Data for the task:
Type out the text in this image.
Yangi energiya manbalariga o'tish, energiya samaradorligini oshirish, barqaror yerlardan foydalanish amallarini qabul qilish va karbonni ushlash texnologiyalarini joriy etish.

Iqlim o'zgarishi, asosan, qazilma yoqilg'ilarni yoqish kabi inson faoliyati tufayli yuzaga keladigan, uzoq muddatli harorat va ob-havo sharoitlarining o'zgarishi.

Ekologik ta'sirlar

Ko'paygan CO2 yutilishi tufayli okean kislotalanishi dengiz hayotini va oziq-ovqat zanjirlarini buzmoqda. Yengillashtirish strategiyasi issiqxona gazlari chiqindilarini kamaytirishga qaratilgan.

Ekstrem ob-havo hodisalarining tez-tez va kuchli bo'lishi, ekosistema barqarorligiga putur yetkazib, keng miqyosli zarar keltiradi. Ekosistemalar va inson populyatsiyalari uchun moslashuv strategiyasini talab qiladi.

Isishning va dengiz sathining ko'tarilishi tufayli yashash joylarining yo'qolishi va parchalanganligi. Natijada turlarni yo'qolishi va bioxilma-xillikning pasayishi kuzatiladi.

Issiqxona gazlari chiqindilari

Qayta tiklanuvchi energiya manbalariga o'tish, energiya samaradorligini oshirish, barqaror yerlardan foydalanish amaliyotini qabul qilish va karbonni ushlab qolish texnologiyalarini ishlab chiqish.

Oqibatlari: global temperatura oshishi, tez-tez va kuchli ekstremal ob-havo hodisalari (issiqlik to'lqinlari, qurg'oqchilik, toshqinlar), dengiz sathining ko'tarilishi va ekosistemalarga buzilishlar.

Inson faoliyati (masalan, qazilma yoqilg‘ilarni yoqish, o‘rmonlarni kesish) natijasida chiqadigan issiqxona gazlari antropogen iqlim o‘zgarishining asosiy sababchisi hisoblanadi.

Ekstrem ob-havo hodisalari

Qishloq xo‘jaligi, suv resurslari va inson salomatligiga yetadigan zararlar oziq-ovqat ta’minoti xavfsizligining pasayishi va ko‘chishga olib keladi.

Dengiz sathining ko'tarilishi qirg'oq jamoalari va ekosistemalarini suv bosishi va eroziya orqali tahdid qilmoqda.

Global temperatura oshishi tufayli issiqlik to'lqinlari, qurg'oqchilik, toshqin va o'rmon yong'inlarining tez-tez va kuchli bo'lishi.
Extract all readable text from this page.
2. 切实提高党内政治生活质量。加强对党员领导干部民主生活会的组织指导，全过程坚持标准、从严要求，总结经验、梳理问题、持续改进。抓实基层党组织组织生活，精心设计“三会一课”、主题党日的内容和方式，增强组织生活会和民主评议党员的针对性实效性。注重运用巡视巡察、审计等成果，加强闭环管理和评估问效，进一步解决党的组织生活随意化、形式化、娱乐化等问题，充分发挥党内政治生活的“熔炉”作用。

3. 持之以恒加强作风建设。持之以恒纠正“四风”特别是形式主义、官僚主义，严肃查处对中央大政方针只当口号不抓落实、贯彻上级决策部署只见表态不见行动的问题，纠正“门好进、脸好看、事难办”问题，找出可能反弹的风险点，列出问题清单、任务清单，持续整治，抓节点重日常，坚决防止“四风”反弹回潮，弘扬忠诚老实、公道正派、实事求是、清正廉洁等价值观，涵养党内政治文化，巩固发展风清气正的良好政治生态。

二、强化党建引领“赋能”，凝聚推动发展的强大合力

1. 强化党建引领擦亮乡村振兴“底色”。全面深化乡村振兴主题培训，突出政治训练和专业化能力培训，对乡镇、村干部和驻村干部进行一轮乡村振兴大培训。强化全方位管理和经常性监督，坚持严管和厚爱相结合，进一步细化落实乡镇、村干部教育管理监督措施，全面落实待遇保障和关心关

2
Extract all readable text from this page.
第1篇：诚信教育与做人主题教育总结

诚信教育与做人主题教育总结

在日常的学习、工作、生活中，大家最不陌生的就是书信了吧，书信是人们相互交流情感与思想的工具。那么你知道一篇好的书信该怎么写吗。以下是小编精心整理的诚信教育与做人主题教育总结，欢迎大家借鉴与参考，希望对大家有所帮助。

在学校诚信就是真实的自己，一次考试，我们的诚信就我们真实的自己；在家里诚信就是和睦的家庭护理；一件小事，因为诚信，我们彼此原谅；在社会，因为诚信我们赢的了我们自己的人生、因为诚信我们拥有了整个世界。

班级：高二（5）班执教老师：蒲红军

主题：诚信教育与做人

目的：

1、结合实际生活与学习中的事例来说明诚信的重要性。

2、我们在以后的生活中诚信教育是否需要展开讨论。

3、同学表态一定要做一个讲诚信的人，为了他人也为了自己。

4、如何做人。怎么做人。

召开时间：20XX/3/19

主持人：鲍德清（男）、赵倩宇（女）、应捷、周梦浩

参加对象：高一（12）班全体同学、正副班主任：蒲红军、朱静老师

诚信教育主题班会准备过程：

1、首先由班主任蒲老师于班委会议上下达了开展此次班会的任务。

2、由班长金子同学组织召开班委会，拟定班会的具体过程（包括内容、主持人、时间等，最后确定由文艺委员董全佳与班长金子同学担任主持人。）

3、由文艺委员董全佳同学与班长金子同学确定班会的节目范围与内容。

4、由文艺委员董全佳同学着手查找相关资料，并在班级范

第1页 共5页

Task brief: Repeat the records above in full, character for character.

Task output:
Type out the text in this image.
Yangi energiya manbalariga o'tish, energiya samaradorligini oshirish, barqaror yerlardan foydalanish amallarini qabul qilish va karbonni ushlash texnologiyalarini joriy etish.

Iqlim o'zgarishi, asosan, qazilma yoqilg'ilarni yoqish kabi inson faoliyati tufayli yuzaga keladigan, uzoq muddatli harorat va ob-havo sharoitlarining o'zgarishi.

Ekologik ta'sirlar

Ko'paygan CO2 yutilishi tufayli okean kislotalanishi dengiz hayotini va oziq-ovqat zanjirlarini buzmoqda. Yengillashtirish strategiyasi issiqxona gazlari chiqindilarini kamaytirishga qaratilgan.

Ekstrem ob-havo hodisalarining tez-tez va kuchli bo'lishi, ekosistema barqarorligiga putur yetkazib, keng miqyosli zarar keltiradi. Ekosistemalar va inson populyatsiyalari uchun moslashuv strategiyasini talab qiladi.

Isishning va dengiz sathining ko'tarilishi tufayli yashash joylarining yo'qolishi va parchalanganligi. Natijada turlarni yo'qolishi va bioxilma-xillikning pasayishi kuzatiladi.

Issiqxona gazlari chiqindilari

Qayta tiklanuvchi energiya manbalariga o'tish, energiya samaradorligini oshirish, barqaror yerlardan foydalanish amaliyotini qabul qilish va karbonni ushlab qolish texnologiyalarini ishlab chiqish.

Oqibatlari: global temperatura oshishi, tez-tez va kuchli ekstremal ob-havo hodisalari (issiqlik to'lqinlari, qurg'oqchilik, toshqinlar), dengiz sathining ko'tarilishi va ekosistemalarga buzilishlar.

Inson faoliyati (masalan, qazilma yoqilg‘ilarni yoqish, o‘rmonlarni kesish) natijasida chiqadigan issiqxona gazlari antropogen iqlim o‘zgarishining asosiy sababchisi hisoblanadi.

Ekstrem ob-havo hodisalari

Qishloq xo‘jaligi, suv resurslari va inson salomatligiga yetadigan zararlar oziq-ovqat ta’minoti xavfsizligining pasayishi va ko‘chishga olib keladi.

Dengiz sathining ko'tarilishi qirg'oq jamoalari va ekosistemalarini suv bosishi va eroziya orqali tahdid qilmoqda.

Global temperatura oshishi tufayli issiqlik to'lqinlari, qurg'oqchilik, toshqin va o'rmon yong'inlarining tez-tez va kuchli bo'lishi.
Extract all readable text from this page.
2. 切实提高党内政治生活质量。加强对党员领导干部民主生活会的组织指导，全过程坚持标准、从严要求，总结经验、梳理问题、持续改进。抓实基层党组织组织生活，精心设计“三会一课”、主题党日的内容和方式，增强组织生活会和民主评议党员的针对性实效性。注重运用巡视巡察、审计等成果，加强闭环管理和评估问效，进一步解决党的组织生活随意化、形式化、娱乐化等问题，充分发挥党内政治生活的“熔炉”作用。

3. 持之以恒加强作风建设。持之以恒纠正“四风”特别是形式主义、官僚主义，严肃查处对中央大政方针只当口号不抓落实、贯彻上级决策部署只见表态不见行动的问题，纠正“门好进、脸好看、事难办”问题，找出可能反弹的风险点，列出问题清单、任务清单，持续整治，抓节点重日常，坚决防止“四风”反弹回潮，弘扬忠诚老实、公道正派、实事求是、清正廉洁等价值观，涵养党内政治文化，巩固发展风清气正的良好政治生态。

二、强化党建引领“赋能”，凝聚推动发展的强大合力

1. 强化党建引领擦亮乡村振兴“底色”。全面深化乡村振兴主题培训，突出政治训练和专业化能力培训，对乡镇、村干部和驻村干部进行一轮乡村振兴大培训。强化全方位管理和经常性监督，坚持严管和厚爱相结合，进一步细化落实乡镇、村干部教育管理监督措施，全面落实待遇保障和关心关

2
Extract all readable text from this page.
第1篇：诚信教育与做人主题教育总结

诚信教育与做人主题教育总结

在日常的学习、工作、生活中，大家最不陌生的就是书信了吧，书信是人们相互交流情感与思想的工具。那么你知道一篇好的书信该怎么写吗。以下是小编精心整理的诚信教育与做人主题教育总结，欢迎大家借鉴与参考，希望对大家有所帮助。

在学校诚信就是真实的自己，一次考试，我们的诚信就我们真实的自己；在家里诚信就是和睦的家庭护理；一件小事，因为诚信，我们彼此原谅；在社会，因为诚信我们赢的了我们自己的人生、因为诚信我们拥有了整个世界。

班级：高二（5）班执教老师：蒲红军

主题：诚信教育与做人

目的：

1、结合实际生活与学习中的事例来说明诚信的重要性。

2、我们在以后的生活中诚信教育是否需要展开讨论。

3、同学表态一定要做一个讲诚信的人，为了他人也为了自己。

4、如何做人。怎么做人。

召开时间：20XX/3/19

主持人：鲍德清（男）、赵倩宇（女）、应捷、周梦浩

参加对象：高一（12）班全体同学、正副班主任：蒲红军、朱静老师

诚信教育主题班会准备过程：

1、首先由班主任蒲老师于班委会议上下达了开展此次班会的任务。

2、由班长金子同学组织召开班委会，拟定班会的具体过程（包括内容、主持人、时间等，最后确定由文艺委员董全佳与班长金子同学担任主持人。）

3、由文艺委员董全佳同学与班长金子同学确定班会的节目范围与内容。

4、由文艺委员董全佳同学着手查找相关资料，并在班级范

第1页 共5页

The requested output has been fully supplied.